Items from a dataset:
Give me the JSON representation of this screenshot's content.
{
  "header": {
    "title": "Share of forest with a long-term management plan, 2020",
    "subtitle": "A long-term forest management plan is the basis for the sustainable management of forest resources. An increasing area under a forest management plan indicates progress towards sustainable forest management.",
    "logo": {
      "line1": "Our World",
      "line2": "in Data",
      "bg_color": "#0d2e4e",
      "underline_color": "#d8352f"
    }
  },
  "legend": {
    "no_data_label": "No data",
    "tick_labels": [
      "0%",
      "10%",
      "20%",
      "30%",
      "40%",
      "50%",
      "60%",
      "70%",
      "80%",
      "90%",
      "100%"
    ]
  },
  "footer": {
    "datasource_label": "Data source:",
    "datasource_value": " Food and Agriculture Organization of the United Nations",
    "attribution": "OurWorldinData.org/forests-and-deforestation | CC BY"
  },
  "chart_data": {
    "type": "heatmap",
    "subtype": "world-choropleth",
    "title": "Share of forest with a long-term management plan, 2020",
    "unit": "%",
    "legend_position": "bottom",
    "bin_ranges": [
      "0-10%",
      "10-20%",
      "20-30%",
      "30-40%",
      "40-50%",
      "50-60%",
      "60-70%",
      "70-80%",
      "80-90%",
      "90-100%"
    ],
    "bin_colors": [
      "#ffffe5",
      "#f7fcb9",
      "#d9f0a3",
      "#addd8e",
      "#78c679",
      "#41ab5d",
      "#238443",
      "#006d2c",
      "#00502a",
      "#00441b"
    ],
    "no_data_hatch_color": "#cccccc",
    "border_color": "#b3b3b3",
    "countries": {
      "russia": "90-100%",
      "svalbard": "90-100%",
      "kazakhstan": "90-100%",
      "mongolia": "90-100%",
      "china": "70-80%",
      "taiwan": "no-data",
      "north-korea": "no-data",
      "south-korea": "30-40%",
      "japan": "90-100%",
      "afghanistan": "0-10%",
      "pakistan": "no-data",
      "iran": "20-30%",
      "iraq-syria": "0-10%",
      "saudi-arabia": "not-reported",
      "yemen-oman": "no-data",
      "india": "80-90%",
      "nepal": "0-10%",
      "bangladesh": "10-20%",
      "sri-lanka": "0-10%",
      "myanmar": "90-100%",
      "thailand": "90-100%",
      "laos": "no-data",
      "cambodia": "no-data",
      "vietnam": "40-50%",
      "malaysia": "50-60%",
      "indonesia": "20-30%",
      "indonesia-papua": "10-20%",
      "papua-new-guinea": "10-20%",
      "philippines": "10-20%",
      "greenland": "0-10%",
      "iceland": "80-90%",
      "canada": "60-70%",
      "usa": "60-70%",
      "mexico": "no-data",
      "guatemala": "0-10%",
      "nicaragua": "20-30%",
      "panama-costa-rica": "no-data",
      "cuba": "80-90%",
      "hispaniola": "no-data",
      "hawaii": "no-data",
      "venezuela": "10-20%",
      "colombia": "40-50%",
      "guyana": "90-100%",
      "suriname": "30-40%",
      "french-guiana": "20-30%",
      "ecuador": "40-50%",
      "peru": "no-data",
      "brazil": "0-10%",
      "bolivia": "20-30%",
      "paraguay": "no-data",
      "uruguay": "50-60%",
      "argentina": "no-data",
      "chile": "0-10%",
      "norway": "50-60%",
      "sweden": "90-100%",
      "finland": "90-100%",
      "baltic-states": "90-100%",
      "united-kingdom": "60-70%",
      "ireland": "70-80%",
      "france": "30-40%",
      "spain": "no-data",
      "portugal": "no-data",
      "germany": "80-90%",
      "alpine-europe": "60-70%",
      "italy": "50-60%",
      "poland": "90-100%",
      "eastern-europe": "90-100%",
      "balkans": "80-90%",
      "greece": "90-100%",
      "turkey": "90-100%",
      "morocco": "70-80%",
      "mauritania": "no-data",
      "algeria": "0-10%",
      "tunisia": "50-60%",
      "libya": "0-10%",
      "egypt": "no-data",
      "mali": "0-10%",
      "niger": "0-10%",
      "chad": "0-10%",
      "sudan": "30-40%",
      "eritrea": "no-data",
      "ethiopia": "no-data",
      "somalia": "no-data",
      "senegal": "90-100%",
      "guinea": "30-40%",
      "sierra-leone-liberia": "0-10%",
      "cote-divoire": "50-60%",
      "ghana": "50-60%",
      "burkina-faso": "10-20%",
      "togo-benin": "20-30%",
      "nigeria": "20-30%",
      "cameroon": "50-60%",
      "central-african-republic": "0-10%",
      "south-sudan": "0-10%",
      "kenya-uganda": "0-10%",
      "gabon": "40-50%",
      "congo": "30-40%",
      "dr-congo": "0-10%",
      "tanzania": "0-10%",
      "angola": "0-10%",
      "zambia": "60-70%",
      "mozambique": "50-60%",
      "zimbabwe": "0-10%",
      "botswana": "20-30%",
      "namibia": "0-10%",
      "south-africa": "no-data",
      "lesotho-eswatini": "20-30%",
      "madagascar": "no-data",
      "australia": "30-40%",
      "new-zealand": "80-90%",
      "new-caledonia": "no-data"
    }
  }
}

Given exercise
Print the whole listing exactly as it is.

Correct response
Give me the JSON representation of this screenshot's content.
{
  "header": {
    "title": "Share of forest with a long-term management plan, 2020",
    "subtitle": "A long-term forest management plan is the basis for the sustainable management of forest resources. An increasing area under a forest management plan indicates progress towards sustainable forest management.",
    "logo": {
      "line1": "Our World",
      "line2": "in Data",
      "bg_color": "#0d2e4e",
      "underline_color": "#d8352f"
    }
  },
  "legend": {
    "no_data_label": "No data",
    "tick_labels": [
      "0%",
      "10%",
      "20%",
      "30%",
      "40%",
      "50%",
      "60%",
      "70%",
      "80%",
      "90%",
      "100%"
    ]
  },
  "footer": {
    "datasource_label": "Data source:",
    "datasource_value": " Food and Agriculture Organization of the United Nations",
    "attribution": "OurWorldinData.org/forests-and-deforestation | CC BY"
  },
  "chart_data": {
    "type": "heatmap",
    "subtype": "world-choropleth",
    "title": "Share of forest with a long-term management plan, 2020",
    "unit": "%",
    "legend_position": "bottom",
    "bin_ranges": [
      "0-10%",
      "10-20%",
      "20-30%",
      "30-40%",
      "40-50%",
      "50-60%",
      "60-70%",
      "70-80%",
      "80-90%",
      "90-100%"
    ],
    "bin_colors": [
      "#ffffe5",
      "#f7fcb9",
      "#d9f0a3",
      "#addd8e",
      "#78c679",
      "#41ab5d",
      "#238443",
      "#006d2c",
      "#00502a",
      "#00441b"
    ],
    "no_data_hatch_color": "#cccccc",
    "border_color": "#b3b3b3",
    "countries": {
      "russia": "90-100%",
      "svalbard": "90-100%",
      "kazakhstan": "90-100%",
      "mongolia": "90-100%",
      "china": "70-80%",
      "taiwan": "no-data",
      "north-korea": "no-data",
      "south-korea": "30-40%",
      "japan": "90-100%",
      "afghanistan": "0-10%",
      "pakistan": "no-data",
      "iran": "20-30%",
      "iraq-syria": "0-10%",
      "saudi-arabia": "not-reported",
      "yemen-oman": "no-data",
      "india": "80-90%",
      "nepal": "0-10%",
      "bangladesh": "10-20%",
      "sri-lanka": "0-10%",
      "myanmar": "90-100%",
      "thailand": "90-100%",
      "laos": "no-data",
      "cambodia": "no-data",
      "vietnam": "40-50%",
      "malaysia": "50-60%",
      "indonesia": "20-30%",
      "indonesia-papua": "10-20%",
      "papua-new-guinea": "10-20%",
      "philippines": "10-20%",
      "greenland": "0-10%",
      "iceland": "80-90%",
      "canada": "60-70%",
      "usa": "60-70%",
      "mexico": "no-data",
      "guatemala": "0-10%",
      "nicaragua": "20-30%",
      "panama-costa-rica": "no-data",
      "cuba": "80-90%",
      "hispaniola": "no-data",
      "hawaii": "no-data",
      "venezuela": "10-20%",
      "colombia": "40-50%",
      "guyana": "90-100%",
      "suriname": "30-40%",
      "french-guiana": "20-30%",
      "ecuador": "40-50%",
      "peru": "no-data",
      "brazil": "0-10%",
      "bolivia": "20-30%",
      "paraguay": "no-data",
      "uruguay": "50-60%",
      "argentina": "no-data",
      "chile": "0-10%",
      "norway": "50-60%",
      "sweden": "90-100%",
      "finland": "90-100%",
      "baltic-states": "90-100%",
      "united-kingdom": "60-70%",
      "ireland": "70-80%",
      "france": "30-40%",
      "spain": "no-data",
      "portugal": "no-data",
      "germany": "80-90%",
      "alpine-europe": "60-70%",
      "italy": "50-60%",
      "poland": "90-100%",
      "eastern-europe": "90-100%",
      "balkans": "80-90%",
      "greece": "90-100%",
      "turkey": "90-100%",
      "morocco": "70-80%",
      "mauritania": "no-data",
      "algeria": "0-10%",
      "tunisia": "50-60%",
      "libya": "0-10%",
      "egypt": "no-data",
      "mali": "0-10%",
      "niger": "0-10%",
      "chad": "0-10%",
      "sudan": "30-40%",
      "eritrea": "no-data",
      "ethiopia": "no-data",
      "somalia": "no-data",
      "senegal": "90-100%",
      "guinea": "30-40%",
      "sierra-leone-liberia": "0-10%",
      "cote-divoire": "50-60%",
      "ghana": "50-60%",
      "burkina-faso": "10-20%",
      "togo-benin": "20-30%",
      "nigeria": "20-30%",
      "cameroon": "50-60%",
      "central-african-republic": "0-10%",
      "south-sudan": "0-10%",
      "kenya-uganda": "0-10%",
      "gabon": "40-50%",
      "congo": "30-40%",
      "dr-congo": "0-10%",
      "tanzania": "0-10%",
      "angola": "0-10%",
      "zambia": "60-70%",
      "mozambique": "50-60%",
      "zimbabwe": "0-10%",
      "botswana": "20-30%",
      "namibia": "0-10%",
      "south-africa": "no-data",
      "lesotho-eswatini": "20-30%",
      "madagascar": "no-data",
      "australia": "30-40%",
      "new-zealand": "80-90%",
      "new-caledonia": "no-data"
    }
  }
}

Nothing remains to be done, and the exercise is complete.